Task description. Set every record down verbatim and omit the pictures.

Source material.
◇ ◇ ◇
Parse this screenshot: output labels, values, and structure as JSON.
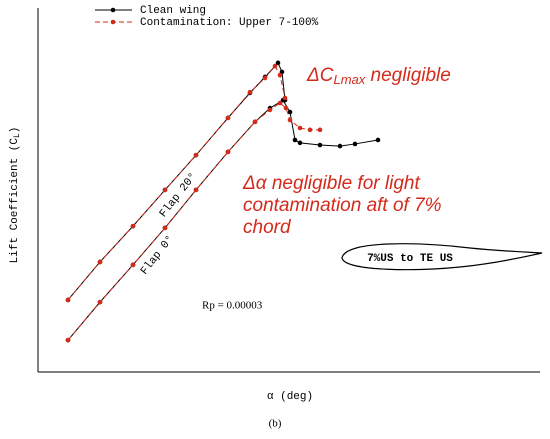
{
  "chart_data": {
    "type": "line",
    "xlabel": "α (deg)",
    "ylabel": [
      "Lift Coefficient (C",
      "L",
      ")"
    ],
    "xlim": [
      0,
      100
    ],
    "ylim": [
      0,
      100
    ],
    "legend": "top",
    "series": [
      {
        "name": "Clean wing",
        "color": "#000000",
        "dash": false,
        "x": [
          6,
          12.4,
          19,
          25.4,
          31.6,
          38,
          42.4,
          45.4,
          48,
          48.8,
          49.4,
          null,
          6,
          12.4,
          19,
          25.4,
          31.6,
          38,
          43.4,
          46.4,
          49,
          50.4,
          51.4,
          52.4,
          56.4,
          60.4,
          63.4,
          68
        ],
        "values": [
          19.9,
          30.4,
          40.3,
          50.3,
          59.9,
          70.2,
          77.1,
          81.5,
          85.4,
          82.9,
          75.1,
          null,
          8.8,
          19.3,
          29.6,
          39.8,
          50.3,
          60.8,
          69.1,
          72.9,
          75.1,
          71.8,
          64.1,
          63.3,
          62.7,
          62.4,
          63.0,
          64.1
        ]
      },
      {
        "name": "Contamination: Upper 7-100%",
        "color": "#d42a1c",
        "dash": true,
        "x": [
          6,
          12.4,
          19,
          25.4,
          31.6,
          38,
          42.4,
          45.4,
          47.4,
          48.4,
          49.4,
          null,
          6,
          12.4,
          19,
          25.4,
          31.6,
          38,
          43.4,
          46.4,
          48.4,
          49.6,
          50.4,
          52.4,
          54.4,
          56.4
        ],
        "values": [
          19.9,
          30.4,
          40.3,
          50.3,
          59.9,
          70.2,
          77.3,
          81.2,
          84.5,
          82.0,
          75.7,
          null,
          8.8,
          19.3,
          29.6,
          39.8,
          50.3,
          60.8,
          69.1,
          72.4,
          74.3,
          72.9,
          69.6,
          67.4,
          66.9,
          66.9
        ]
      }
    ],
    "annotations": {
      "clmax": [
        "ΔC",
        "Lmax",
        " negligible"
      ],
      "alpha": [
        "Δα negligible for light",
        "contamination aft of 7%",
        "chord"
      ],
      "flap20": "Flap 20°",
      "flap0": "Flap 0°",
      "rp": "Rp = 0.00003",
      "airfoil": "7%US to TE US"
    },
    "caption": "(b)"
  }
}
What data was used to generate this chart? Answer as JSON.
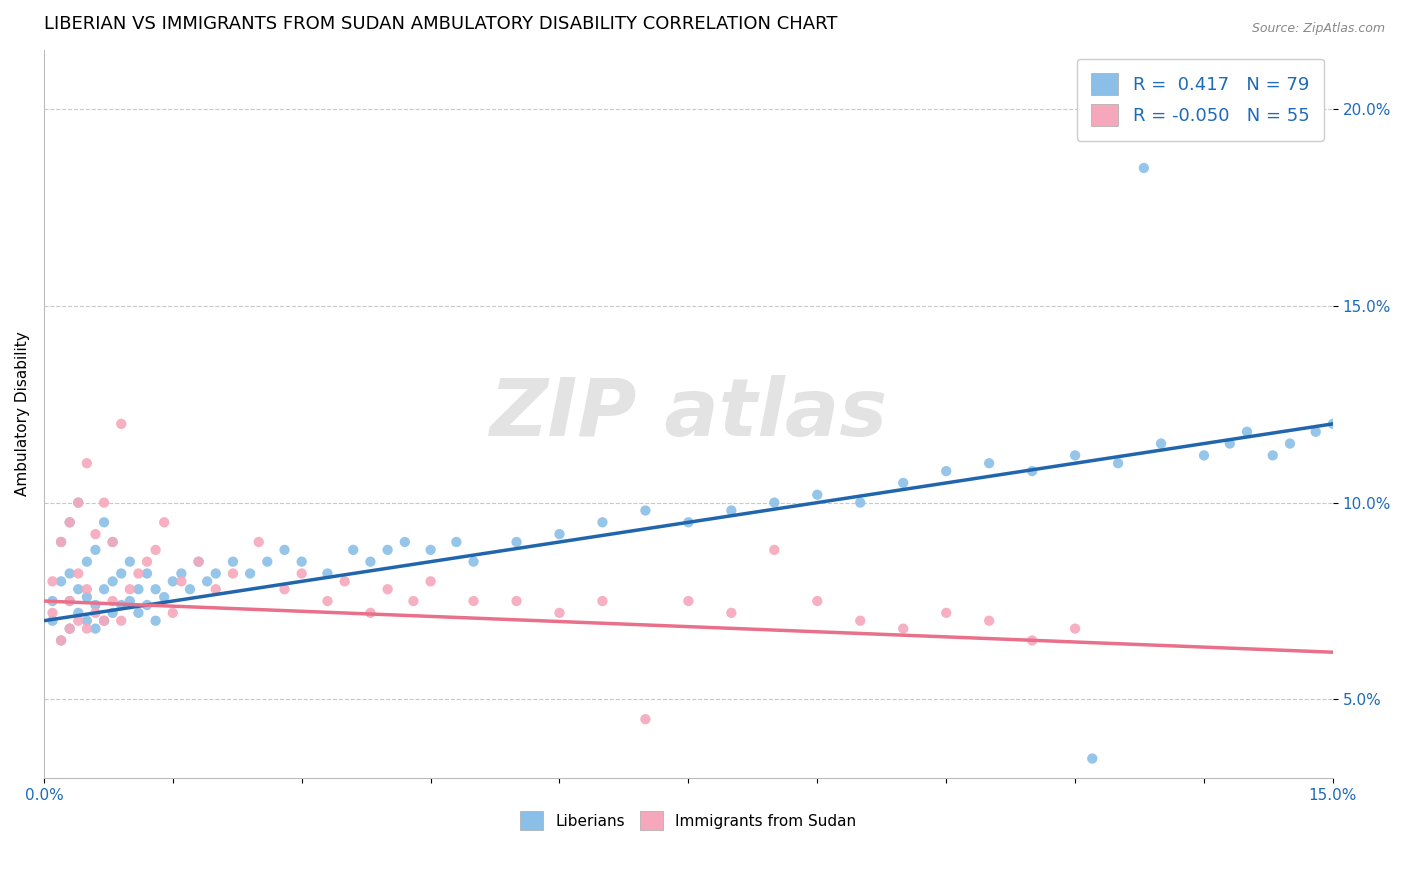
{
  "title": "LIBERIAN VS IMMIGRANTS FROM SUDAN AMBULATORY DISABILITY CORRELATION CHART",
  "source": "Source: ZipAtlas.com",
  "ylabel": "Ambulatory Disability",
  "xlim": [
    0.0,
    0.15
  ],
  "ylim": [
    0.03,
    0.215
  ],
  "r_liberian": 0.417,
  "n_liberian": 79,
  "r_sudan": -0.05,
  "n_sudan": 55,
  "color_liberian": "#8BBFE8",
  "color_sudan": "#F5A8BC",
  "line_color_liberian": "#2166AC",
  "line_color_sudan": "#E8708A",
  "liberian_x": [
    0.001,
    0.001,
    0.002,
    0.002,
    0.002,
    0.003,
    0.003,
    0.003,
    0.003,
    0.004,
    0.004,
    0.004,
    0.005,
    0.005,
    0.005,
    0.006,
    0.006,
    0.006,
    0.007,
    0.007,
    0.007,
    0.008,
    0.008,
    0.008,
    0.009,
    0.009,
    0.01,
    0.01,
    0.011,
    0.011,
    0.012,
    0.012,
    0.013,
    0.013,
    0.014,
    0.015,
    0.016,
    0.017,
    0.018,
    0.019,
    0.02,
    0.022,
    0.024,
    0.026,
    0.028,
    0.03,
    0.033,
    0.036,
    0.038,
    0.04,
    0.042,
    0.045,
    0.048,
    0.05,
    0.055,
    0.06,
    0.065,
    0.07,
    0.075,
    0.08,
    0.085,
    0.09,
    0.095,
    0.1,
    0.105,
    0.11,
    0.115,
    0.12,
    0.125,
    0.13,
    0.135,
    0.138,
    0.14,
    0.143,
    0.145,
    0.148,
    0.15,
    0.122,
    0.128
  ],
  "liberian_y": [
    0.07,
    0.075,
    0.065,
    0.08,
    0.09,
    0.068,
    0.075,
    0.082,
    0.095,
    0.072,
    0.078,
    0.1,
    0.07,
    0.076,
    0.085,
    0.068,
    0.074,
    0.088,
    0.07,
    0.078,
    0.095,
    0.072,
    0.08,
    0.09,
    0.074,
    0.082,
    0.075,
    0.085,
    0.072,
    0.078,
    0.074,
    0.082,
    0.07,
    0.078,
    0.076,
    0.08,
    0.082,
    0.078,
    0.085,
    0.08,
    0.082,
    0.085,
    0.082,
    0.085,
    0.088,
    0.085,
    0.082,
    0.088,
    0.085,
    0.088,
    0.09,
    0.088,
    0.09,
    0.085,
    0.09,
    0.092,
    0.095,
    0.098,
    0.095,
    0.098,
    0.1,
    0.102,
    0.1,
    0.105,
    0.108,
    0.11,
    0.108,
    0.112,
    0.11,
    0.115,
    0.112,
    0.115,
    0.118,
    0.112,
    0.115,
    0.118,
    0.12,
    0.035,
    0.185
  ],
  "sudan_x": [
    0.001,
    0.001,
    0.002,
    0.002,
    0.003,
    0.003,
    0.003,
    0.004,
    0.004,
    0.004,
    0.005,
    0.005,
    0.005,
    0.006,
    0.006,
    0.007,
    0.007,
    0.008,
    0.008,
    0.009,
    0.009,
    0.01,
    0.011,
    0.012,
    0.013,
    0.014,
    0.015,
    0.016,
    0.018,
    0.02,
    0.022,
    0.025,
    0.028,
    0.03,
    0.033,
    0.035,
    0.038,
    0.04,
    0.043,
    0.045,
    0.05,
    0.055,
    0.06,
    0.065,
    0.07,
    0.075,
    0.08,
    0.085,
    0.09,
    0.095,
    0.1,
    0.105,
    0.11,
    0.115,
    0.12
  ],
  "sudan_y": [
    0.072,
    0.08,
    0.065,
    0.09,
    0.068,
    0.075,
    0.095,
    0.07,
    0.082,
    0.1,
    0.068,
    0.078,
    0.11,
    0.072,
    0.092,
    0.07,
    0.1,
    0.075,
    0.09,
    0.07,
    0.12,
    0.078,
    0.082,
    0.085,
    0.088,
    0.095,
    0.072,
    0.08,
    0.085,
    0.078,
    0.082,
    0.09,
    0.078,
    0.082,
    0.075,
    0.08,
    0.072,
    0.078,
    0.075,
    0.08,
    0.075,
    0.075,
    0.072,
    0.075,
    0.045,
    0.075,
    0.072,
    0.088,
    0.075,
    0.07,
    0.068,
    0.072,
    0.07,
    0.065,
    0.068
  ]
}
◇ ◇ ◇
Output of the task.
Parse this screenshot: output labels, values, and structure as JSON.
{
  "chart_data": {
    "type": "line",
    "xlabel": "α (deg)",
    "ylabel": [
      "Lift Coefficient (C",
      "L",
      ")"
    ],
    "xlim": [
      0,
      100
    ],
    "ylim": [
      0,
      100
    ],
    "legend": "top",
    "series": [
      {
        "name": "Clean wing",
        "color": "#000000",
        "dash": false,
        "x": [
          6,
          12.4,
          19,
          25.4,
          31.6,
          38,
          42.4,
          45.4,
          48,
          48.8,
          49.4,
          null,
          6,
          12.4,
          19,
          25.4,
          31.6,
          38,
          43.4,
          46.4,
          49,
          50.4,
          51.4,
          52.4,
          56.4,
          60.4,
          63.4,
          68
        ],
        "values": [
          19.9,
          30.4,
          40.3,
          50.3,
          59.9,
          70.2,
          77.1,
          81.5,
          85.4,
          82.9,
          75.1,
          null,
          8.8,
          19.3,
          29.6,
          39.8,
          50.3,
          60.8,
          69.1,
          72.9,
          75.1,
          71.8,
          64.1,
          63.3,
          62.7,
          62.4,
          63.0,
          64.1
        ]
      },
      {
        "name": "Contamination: Upper 7-100%",
        "color": "#d42a1c",
        "dash": true,
        "x": [
          6,
          12.4,
          19,
          25.4,
          31.6,
          38,
          42.4,
          45.4,
          47.4,
          48.4,
          49.4,
          null,
          6,
          12.4,
          19,
          25.4,
          31.6,
          38,
          43.4,
          46.4,
          48.4,
          49.6,
          50.4,
          52.4,
          54.4,
          56.4
        ],
        "values": [
          19.9,
          30.4,
          40.3,
          50.3,
          59.9,
          70.2,
          77.3,
          81.2,
          84.5,
          82.0,
          75.7,
          null,
          8.8,
          19.3,
          29.6,
          39.8,
          50.3,
          60.8,
          69.1,
          72.4,
          74.3,
          72.9,
          69.6,
          67.4,
          66.9,
          66.9
        ]
      }
    ],
    "annotations": {
      "clmax": [
        "ΔC",
        "Lmax",
        " negligible"
      ],
      "alpha": [
        "Δα negligible for light",
        "contamination aft of 7%",
        "chord"
      ],
      "flap20": "Flap 20°",
      "flap0": "Flap 0°",
      "rp": "Rp = 0.00003",
      "airfoil": "7%US to TE US"
    },
    "caption": "(b)"
  }
}
What data was used to generate this chart? Answer as JSON.
{
  "title": "LIBERIAN VS IMMIGRANTS FROM SUDAN AMBULATORY DISABILITY CORRELATION CHART",
  "source": "Source: ZipAtlas.com",
  "ylabel": "Ambulatory Disability",
  "xlim": [
    0.0,
    0.15
  ],
  "ylim": [
    0.03,
    0.215
  ],
  "r_liberian": 0.417,
  "n_liberian": 79,
  "r_sudan": -0.05,
  "n_sudan": 55,
  "color_liberian": "#8BBFE8",
  "color_sudan": "#F5A8BC",
  "line_color_liberian": "#2166AC",
  "line_color_sudan": "#E8708A",
  "liberian_x": [
    0.001,
    0.001,
    0.002,
    0.002,
    0.002,
    0.003,
    0.003,
    0.003,
    0.003,
    0.004,
    0.004,
    0.004,
    0.005,
    0.005,
    0.005,
    0.006,
    0.006,
    0.006,
    0.007,
    0.007,
    0.007,
    0.008,
    0.008,
    0.008,
    0.009,
    0.009,
    0.01,
    0.01,
    0.011,
    0.011,
    0.012,
    0.012,
    0.013,
    0.013,
    0.014,
    0.015,
    0.016,
    0.017,
    0.018,
    0.019,
    0.02,
    0.022,
    0.024,
    0.026,
    0.028,
    0.03,
    0.033,
    0.036,
    0.038,
    0.04,
    0.042,
    0.045,
    0.048,
    0.05,
    0.055,
    0.06,
    0.065,
    0.07,
    0.075,
    0.08,
    0.085,
    0.09,
    0.095,
    0.1,
    0.105,
    0.11,
    0.115,
    0.12,
    0.125,
    0.13,
    0.135,
    0.138,
    0.14,
    0.143,
    0.145,
    0.148,
    0.15,
    0.122,
    0.128
  ],
  "liberian_y": [
    0.07,
    0.075,
    0.065,
    0.08,
    0.09,
    0.068,
    0.075,
    0.082,
    0.095,
    0.072,
    0.078,
    0.1,
    0.07,
    0.076,
    0.085,
    0.068,
    0.074,
    0.088,
    0.07,
    0.078,
    0.095,
    0.072,
    0.08,
    0.09,
    0.074,
    0.082,
    0.075,
    0.085,
    0.072,
    0.078,
    0.074,
    0.082,
    0.07,
    0.078,
    0.076,
    0.08,
    0.082,
    0.078,
    0.085,
    0.08,
    0.082,
    0.085,
    0.082,
    0.085,
    0.088,
    0.085,
    0.082,
    0.088,
    0.085,
    0.088,
    0.09,
    0.088,
    0.09,
    0.085,
    0.09,
    0.092,
    0.095,
    0.098,
    0.095,
    0.098,
    0.1,
    0.102,
    0.1,
    0.105,
    0.108,
    0.11,
    0.108,
    0.112,
    0.11,
    0.115,
    0.112,
    0.115,
    0.118,
    0.112,
    0.115,
    0.118,
    0.12,
    0.035,
    0.185
  ],
  "sudan_x": [
    0.001,
    0.001,
    0.002,
    0.002,
    0.003,
    0.003,
    0.003,
    0.004,
    0.004,
    0.004,
    0.005,
    0.005,
    0.005,
    0.006,
    0.006,
    0.007,
    0.007,
    0.008,
    0.008,
    0.009,
    0.009,
    0.01,
    0.011,
    0.012,
    0.013,
    0.014,
    0.015,
    0.016,
    0.018,
    0.02,
    0.022,
    0.025,
    0.028,
    0.03,
    0.033,
    0.035,
    0.038,
    0.04,
    0.043,
    0.045,
    0.05,
    0.055,
    0.06,
    0.065,
    0.07,
    0.075,
    0.08,
    0.085,
    0.09,
    0.095,
    0.1,
    0.105,
    0.11,
    0.115,
    0.12
  ],
  "sudan_y": [
    0.072,
    0.08,
    0.065,
    0.09,
    0.068,
    0.075,
    0.095,
    0.07,
    0.082,
    0.1,
    0.068,
    0.078,
    0.11,
    0.072,
    0.092,
    0.07,
    0.1,
    0.075,
    0.09,
    0.07,
    0.12,
    0.078,
    0.082,
    0.085,
    0.088,
    0.095,
    0.072,
    0.08,
    0.085,
    0.078,
    0.082,
    0.09,
    0.078,
    0.082,
    0.075,
    0.08,
    0.072,
    0.078,
    0.075,
    0.08,
    0.075,
    0.075,
    0.072,
    0.075,
    0.045,
    0.075,
    0.072,
    0.088,
    0.075,
    0.07,
    0.068,
    0.072,
    0.07,
    0.065,
    0.068
  ]
}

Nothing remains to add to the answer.